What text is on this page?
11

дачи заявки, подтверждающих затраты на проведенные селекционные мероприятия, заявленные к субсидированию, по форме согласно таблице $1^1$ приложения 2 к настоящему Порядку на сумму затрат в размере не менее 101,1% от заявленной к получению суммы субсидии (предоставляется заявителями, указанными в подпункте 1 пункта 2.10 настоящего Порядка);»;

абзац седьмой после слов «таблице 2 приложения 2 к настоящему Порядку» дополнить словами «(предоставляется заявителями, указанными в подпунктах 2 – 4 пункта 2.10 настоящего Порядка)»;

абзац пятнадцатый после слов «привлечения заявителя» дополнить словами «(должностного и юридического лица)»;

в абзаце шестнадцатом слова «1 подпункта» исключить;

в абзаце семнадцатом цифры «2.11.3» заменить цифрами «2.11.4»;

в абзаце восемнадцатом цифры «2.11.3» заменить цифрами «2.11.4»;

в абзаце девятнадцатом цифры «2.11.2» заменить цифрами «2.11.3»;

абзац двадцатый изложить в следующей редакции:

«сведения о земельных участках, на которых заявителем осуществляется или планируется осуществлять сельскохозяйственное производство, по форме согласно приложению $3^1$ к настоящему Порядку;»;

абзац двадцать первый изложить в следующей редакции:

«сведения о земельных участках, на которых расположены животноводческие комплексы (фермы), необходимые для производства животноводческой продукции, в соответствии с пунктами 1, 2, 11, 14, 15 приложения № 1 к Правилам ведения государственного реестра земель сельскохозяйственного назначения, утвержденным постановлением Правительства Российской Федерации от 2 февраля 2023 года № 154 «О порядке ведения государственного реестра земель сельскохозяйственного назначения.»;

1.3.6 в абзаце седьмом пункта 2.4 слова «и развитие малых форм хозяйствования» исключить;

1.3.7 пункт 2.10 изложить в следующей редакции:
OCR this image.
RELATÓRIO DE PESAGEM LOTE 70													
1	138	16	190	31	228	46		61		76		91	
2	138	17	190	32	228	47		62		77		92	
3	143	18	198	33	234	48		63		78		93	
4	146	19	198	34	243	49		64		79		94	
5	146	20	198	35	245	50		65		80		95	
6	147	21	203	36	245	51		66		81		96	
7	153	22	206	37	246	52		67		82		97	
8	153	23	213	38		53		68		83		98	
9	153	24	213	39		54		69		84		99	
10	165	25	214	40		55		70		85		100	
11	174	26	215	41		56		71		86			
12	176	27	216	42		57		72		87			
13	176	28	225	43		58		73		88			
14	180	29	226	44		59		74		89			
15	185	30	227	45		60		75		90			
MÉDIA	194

———

Only lines that contain the word "форме" are wanted; copy each of them.

Finished exercise
дачи заявки, подтверждающих затраты на проведенные селекционные мероприятия, заявленные к субсидированию, по форме согласно таблице $1^1$ приложения 2 к настоящему Порядку на сумму затрат в размере не менее 101,1% от заявленной к получению суммы субсидии (предоставляется заявителями, указанными в подпункте 1 пункта 2.10 настоящего Порядка);»;
«сведения о земельных участках, на которых заявителем осуществляется или планируется осуществлять сельскохозяйственное производство, по форме согласно приложению $3^1$ к настоящему Порядку;»;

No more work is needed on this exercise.